-- START --

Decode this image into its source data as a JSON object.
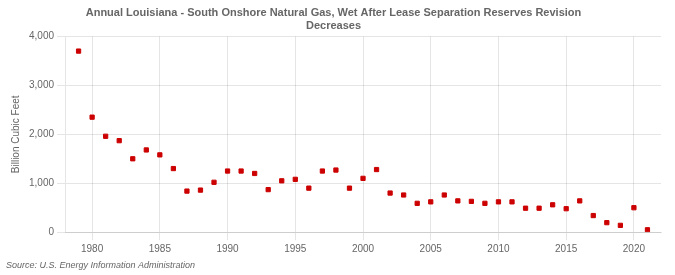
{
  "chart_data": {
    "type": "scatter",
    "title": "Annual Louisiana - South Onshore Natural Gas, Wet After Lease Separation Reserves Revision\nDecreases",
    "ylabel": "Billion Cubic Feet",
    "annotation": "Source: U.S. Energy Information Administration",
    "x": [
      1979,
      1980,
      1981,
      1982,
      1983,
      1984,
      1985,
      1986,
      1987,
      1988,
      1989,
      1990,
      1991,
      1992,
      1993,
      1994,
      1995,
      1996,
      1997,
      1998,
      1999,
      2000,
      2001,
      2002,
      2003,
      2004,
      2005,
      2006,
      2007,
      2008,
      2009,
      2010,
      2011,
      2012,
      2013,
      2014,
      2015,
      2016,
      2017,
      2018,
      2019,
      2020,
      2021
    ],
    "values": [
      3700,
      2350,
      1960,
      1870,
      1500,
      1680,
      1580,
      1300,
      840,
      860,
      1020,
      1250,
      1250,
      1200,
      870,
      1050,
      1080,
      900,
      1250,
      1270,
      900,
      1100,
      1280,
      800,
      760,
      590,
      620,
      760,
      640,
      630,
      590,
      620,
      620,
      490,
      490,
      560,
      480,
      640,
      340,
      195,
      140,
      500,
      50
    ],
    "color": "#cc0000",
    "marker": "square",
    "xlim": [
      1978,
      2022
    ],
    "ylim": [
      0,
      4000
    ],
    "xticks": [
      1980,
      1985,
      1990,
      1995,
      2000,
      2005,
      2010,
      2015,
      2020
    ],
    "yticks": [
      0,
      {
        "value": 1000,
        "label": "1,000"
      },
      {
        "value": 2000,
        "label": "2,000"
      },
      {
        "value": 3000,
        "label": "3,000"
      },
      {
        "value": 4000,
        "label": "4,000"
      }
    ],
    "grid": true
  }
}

-- END --

TASK PROMPT:
Print out the whole of the material word for word, without pictures.

OUTPUT:
Decode this image into its source data as a JSON object.
{
  "chart_data": {
    "type": "scatter",
    "title": "Annual Louisiana - South Onshore Natural Gas, Wet After Lease Separation Reserves Revision\nDecreases",
    "ylabel": "Billion Cubic Feet",
    "annotation": "Source: U.S. Energy Information Administration",
    "x": [
      1979,
      1980,
      1981,
      1982,
      1983,
      1984,
      1985,
      1986,
      1987,
      1988,
      1989,
      1990,
      1991,
      1992,
      1993,
      1994,
      1995,
      1996,
      1997,
      1998,
      1999,
      2000,
      2001,
      2002,
      2003,
      2004,
      2005,
      2006,
      2007,
      2008,
      2009,
      2010,
      2011,
      2012,
      2013,
      2014,
      2015,
      2016,
      2017,
      2018,
      2019,
      2020,
      2021
    ],
    "values": [
      3700,
      2350,
      1960,
      1870,
      1500,
      1680,
      1580,
      1300,
      840,
      860,
      1020,
      1250,
      1250,
      1200,
      870,
      1050,
      1080,
      900,
      1250,
      1270,
      900,
      1100,
      1280,
      800,
      760,
      590,
      620,
      760,
      640,
      630,
      590,
      620,
      620,
      490,
      490,
      560,
      480,
      640,
      340,
      195,
      140,
      500,
      50
    ],
    "color": "#cc0000",
    "marker": "square",
    "xlim": [
      1978,
      2022
    ],
    "ylim": [
      0,
      4000
    ],
    "xticks": [
      1980,
      1985,
      1990,
      1995,
      2000,
      2005,
      2010,
      2015,
      2020
    ],
    "yticks": [
      0,
      {
        "value": 1000,
        "label": "1,000"
      },
      {
        "value": 2000,
        "label": "2,000"
      },
      {
        "value": 3000,
        "label": "3,000"
      },
      {
        "value": 4000,
        "label": "4,000"
      }
    ],
    "grid": true
  }
}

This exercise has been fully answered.